TASK INSTRUCTIONS
Repeat everything in the material exactly.
------ SOURCE RECORDS ------
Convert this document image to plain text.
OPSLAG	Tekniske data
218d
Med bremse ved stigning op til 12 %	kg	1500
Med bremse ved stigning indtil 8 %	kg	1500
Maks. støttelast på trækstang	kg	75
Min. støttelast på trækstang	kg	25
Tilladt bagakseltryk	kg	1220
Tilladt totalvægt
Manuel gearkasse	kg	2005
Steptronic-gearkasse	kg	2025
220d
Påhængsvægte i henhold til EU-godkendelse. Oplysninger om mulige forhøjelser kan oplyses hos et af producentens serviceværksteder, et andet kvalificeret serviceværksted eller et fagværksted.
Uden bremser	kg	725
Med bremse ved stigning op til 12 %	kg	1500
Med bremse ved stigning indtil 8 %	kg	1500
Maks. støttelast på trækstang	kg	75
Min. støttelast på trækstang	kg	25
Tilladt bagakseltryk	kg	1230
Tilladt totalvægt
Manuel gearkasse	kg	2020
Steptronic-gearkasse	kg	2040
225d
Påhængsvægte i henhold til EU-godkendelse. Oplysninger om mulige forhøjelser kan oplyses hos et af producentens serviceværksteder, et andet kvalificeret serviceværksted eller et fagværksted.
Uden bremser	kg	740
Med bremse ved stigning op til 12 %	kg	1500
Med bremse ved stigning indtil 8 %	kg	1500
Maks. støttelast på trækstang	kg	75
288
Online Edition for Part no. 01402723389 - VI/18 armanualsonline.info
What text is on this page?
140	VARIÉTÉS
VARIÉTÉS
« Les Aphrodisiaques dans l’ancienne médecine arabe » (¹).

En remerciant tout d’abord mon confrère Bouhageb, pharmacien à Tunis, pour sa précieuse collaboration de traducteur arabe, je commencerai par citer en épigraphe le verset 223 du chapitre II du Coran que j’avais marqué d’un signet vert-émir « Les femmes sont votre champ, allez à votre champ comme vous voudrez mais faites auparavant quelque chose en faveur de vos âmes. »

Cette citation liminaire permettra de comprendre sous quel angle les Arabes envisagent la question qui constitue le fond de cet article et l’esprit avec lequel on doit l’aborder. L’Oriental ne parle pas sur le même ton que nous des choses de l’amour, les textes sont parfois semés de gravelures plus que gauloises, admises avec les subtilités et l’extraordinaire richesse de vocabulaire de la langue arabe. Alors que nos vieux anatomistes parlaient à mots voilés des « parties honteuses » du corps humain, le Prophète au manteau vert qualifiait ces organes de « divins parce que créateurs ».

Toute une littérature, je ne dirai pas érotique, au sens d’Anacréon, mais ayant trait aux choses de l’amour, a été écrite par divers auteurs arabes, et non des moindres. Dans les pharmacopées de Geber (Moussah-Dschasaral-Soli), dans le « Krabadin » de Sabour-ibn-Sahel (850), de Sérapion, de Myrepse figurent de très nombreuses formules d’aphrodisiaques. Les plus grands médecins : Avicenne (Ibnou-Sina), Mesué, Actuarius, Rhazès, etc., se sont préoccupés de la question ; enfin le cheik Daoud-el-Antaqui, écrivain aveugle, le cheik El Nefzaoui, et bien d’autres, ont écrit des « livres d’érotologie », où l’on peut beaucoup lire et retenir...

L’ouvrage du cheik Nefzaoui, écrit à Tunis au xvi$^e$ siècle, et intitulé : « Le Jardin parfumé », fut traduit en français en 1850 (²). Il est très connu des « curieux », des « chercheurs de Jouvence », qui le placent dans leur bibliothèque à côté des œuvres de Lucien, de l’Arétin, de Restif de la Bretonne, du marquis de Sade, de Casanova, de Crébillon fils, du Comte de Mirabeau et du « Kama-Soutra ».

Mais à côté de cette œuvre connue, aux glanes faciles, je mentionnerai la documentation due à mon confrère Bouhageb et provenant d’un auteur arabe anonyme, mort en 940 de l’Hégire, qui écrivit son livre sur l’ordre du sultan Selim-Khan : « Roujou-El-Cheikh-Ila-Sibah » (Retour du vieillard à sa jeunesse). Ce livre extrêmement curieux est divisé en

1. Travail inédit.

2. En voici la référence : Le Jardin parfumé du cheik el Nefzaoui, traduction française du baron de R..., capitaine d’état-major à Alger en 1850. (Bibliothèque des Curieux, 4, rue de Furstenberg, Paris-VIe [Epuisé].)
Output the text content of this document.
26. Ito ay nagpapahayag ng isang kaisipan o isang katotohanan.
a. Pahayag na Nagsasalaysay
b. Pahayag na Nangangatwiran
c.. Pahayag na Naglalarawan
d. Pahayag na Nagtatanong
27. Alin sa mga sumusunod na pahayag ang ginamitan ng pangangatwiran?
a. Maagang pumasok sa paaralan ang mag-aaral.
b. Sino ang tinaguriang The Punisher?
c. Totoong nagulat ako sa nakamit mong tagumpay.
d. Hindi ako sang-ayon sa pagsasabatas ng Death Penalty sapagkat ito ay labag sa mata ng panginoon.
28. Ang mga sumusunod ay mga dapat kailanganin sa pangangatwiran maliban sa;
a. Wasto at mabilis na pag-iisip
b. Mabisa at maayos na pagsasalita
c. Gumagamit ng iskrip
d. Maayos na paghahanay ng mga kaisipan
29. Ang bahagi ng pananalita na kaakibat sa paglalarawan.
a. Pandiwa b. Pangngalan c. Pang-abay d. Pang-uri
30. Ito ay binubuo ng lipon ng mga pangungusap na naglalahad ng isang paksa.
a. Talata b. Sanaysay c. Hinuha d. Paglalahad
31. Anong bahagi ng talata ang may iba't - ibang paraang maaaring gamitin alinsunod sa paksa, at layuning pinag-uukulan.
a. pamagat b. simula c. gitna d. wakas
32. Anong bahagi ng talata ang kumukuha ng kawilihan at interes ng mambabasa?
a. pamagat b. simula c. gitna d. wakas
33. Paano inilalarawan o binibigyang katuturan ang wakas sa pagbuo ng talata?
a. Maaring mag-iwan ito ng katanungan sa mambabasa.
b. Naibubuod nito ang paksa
------
TASK RESPONSE
Convert this document image to plain text.
OPSLAG	Tekniske data
218d
Med bremse ved stigning op til 12 %	kg	1500
Med bremse ved stigning indtil 8 %	kg	1500
Maks. støttelast på trækstang	kg	75
Min. støttelast på trækstang	kg	25
Tilladt bagakseltryk	kg	1220
Tilladt totalvægt
Manuel gearkasse	kg	2005
Steptronic-gearkasse	kg	2025
220d
Påhængsvægte i henhold til EU-godkendelse. Oplysninger om mulige forhøjelser kan oplyses hos et af producentens serviceværksteder, et andet kvalificeret serviceværksted eller et fagværksted.
Uden bremser	kg	725
Med bremse ved stigning op til 12 %	kg	1500
Med bremse ved stigning indtil 8 %	kg	1500
Maks. støttelast på trækstang	kg	75
Min. støttelast på trækstang	kg	25
Tilladt bagakseltryk	kg	1230
Tilladt totalvægt
Manuel gearkasse	kg	2020
Steptronic-gearkasse	kg	2040
225d
Påhængsvægte i henhold til EU-godkendelse. Oplysninger om mulige forhøjelser kan oplyses hos et af producentens serviceværksteder, et andet kvalificeret serviceværksted eller et fagværksted.
Uden bremser	kg	740
Med bremse ved stigning op til 12 %	kg	1500
Med bremse ved stigning indtil 8 %	kg	1500
Maks. støttelast på trækstang	kg	75
288
Online Edition for Part no. 01402723389 - VI/18 armanualsonline.info
What text is on this page?
140	VARIÉTÉS
VARIÉTÉS
« Les Aphrodisiaques dans l’ancienne médecine arabe » (¹).

En remerciant tout d’abord mon confrère Bouhageb, pharmacien à Tunis, pour sa précieuse collaboration de traducteur arabe, je commencerai par citer en épigraphe le verset 223 du chapitre II du Coran que j’avais marqué d’un signet vert-émir « Les femmes sont votre champ, allez à votre champ comme vous voudrez mais faites auparavant quelque chose en faveur de vos âmes. »

Cette citation liminaire permettra de comprendre sous quel angle les Arabes envisagent la question qui constitue le fond de cet article et l’esprit avec lequel on doit l’aborder. L’Oriental ne parle pas sur le même ton que nous des choses de l’amour, les textes sont parfois semés de gravelures plus que gauloises, admises avec les subtilités et l’extraordinaire richesse de vocabulaire de la langue arabe. Alors que nos vieux anatomistes parlaient à mots voilés des « parties honteuses » du corps humain, le Prophète au manteau vert qualifiait ces organes de « divins parce que créateurs ».

Toute une littérature, je ne dirai pas érotique, au sens d’Anacréon, mais ayant trait aux choses de l’amour, a été écrite par divers auteurs arabes, et non des moindres. Dans les pharmacopées de Geber (Moussah-Dschasaral-Soli), dans le « Krabadin » de Sabour-ibn-Sahel (850), de Sérapion, de Myrepse figurent de très nombreuses formules d’aphrodisiaques. Les plus grands médecins : Avicenne (Ibnou-Sina), Mesué, Actuarius, Rhazès, etc., se sont préoccupés de la question ; enfin le cheik Daoud-el-Antaqui, écrivain aveugle, le cheik El Nefzaoui, et bien d’autres, ont écrit des « livres d’érotologie », où l’on peut beaucoup lire et retenir...

L’ouvrage du cheik Nefzaoui, écrit à Tunis au xvi$^e$ siècle, et intitulé : « Le Jardin parfumé », fut traduit en français en 1850 (²). Il est très connu des « curieux », des « chercheurs de Jouvence », qui le placent dans leur bibliothèque à côté des œuvres de Lucien, de l’Arétin, de Restif de la Bretonne, du marquis de Sade, de Casanova, de Crébillon fils, du Comte de Mirabeau et du « Kama-Soutra ».

Mais à côté de cette œuvre connue, aux glanes faciles, je mentionnerai la documentation due à mon confrère Bouhageb et provenant d’un auteur arabe anonyme, mort en 940 de l’Hégire, qui écrivit son livre sur l’ordre du sultan Selim-Khan : « Roujou-El-Cheikh-Ila-Sibah » (Retour du vieillard à sa jeunesse). Ce livre extrêmement curieux est divisé en

1. Travail inédit.

2. En voici la référence : Le Jardin parfumé du cheik el Nefzaoui, traduction française du baron de R..., capitaine d’état-major à Alger en 1850. (Bibliothèque des Curieux, 4, rue de Furstenberg, Paris-VIe [Epuisé].)
Output the text content of this document.
26. Ito ay nagpapahayag ng isang kaisipan o isang katotohanan.
a. Pahayag na Nagsasalaysay
b. Pahayag na Nangangatwiran
c.. Pahayag na Naglalarawan
d. Pahayag na Nagtatanong
27. Alin sa mga sumusunod na pahayag ang ginamitan ng pangangatwiran?
a. Maagang pumasok sa paaralan ang mag-aaral.
b. Sino ang tinaguriang The Punisher?
c. Totoong nagulat ako sa nakamit mong tagumpay.
d. Hindi ako sang-ayon sa pagsasabatas ng Death Penalty sapagkat ito ay labag sa mata ng panginoon.
28. Ang mga sumusunod ay mga dapat kailanganin sa pangangatwiran maliban sa;
a. Wasto at mabilis na pag-iisip
b. Mabisa at maayos na pagsasalita
c. Gumagamit ng iskrip
d. Maayos na paghahanay ng mga kaisipan
29. Ang bahagi ng pananalita na kaakibat sa paglalarawan.
a. Pandiwa b. Pangngalan c. Pang-abay d. Pang-uri
30. Ito ay binubuo ng lipon ng mga pangungusap na naglalahad ng isang paksa.
a. Talata b. Sanaysay c. Hinuha d. Paglalahad
31. Anong bahagi ng talata ang may iba't - ibang paraang maaaring gamitin alinsunod sa paksa, at layuning pinag-uukulan.
a. pamagat b. simula c. gitna d. wakas
32. Anong bahagi ng talata ang kumukuha ng kawilihan at interes ng mambabasa?
a. pamagat b. simula c. gitna d. wakas
33. Paano inilalarawan o binibigyang katuturan ang wakas sa pagbuo ng talata?
a. Maaring mag-iwan ito ng katanungan sa mambabasa.
b. Naibubuod nito ang paksa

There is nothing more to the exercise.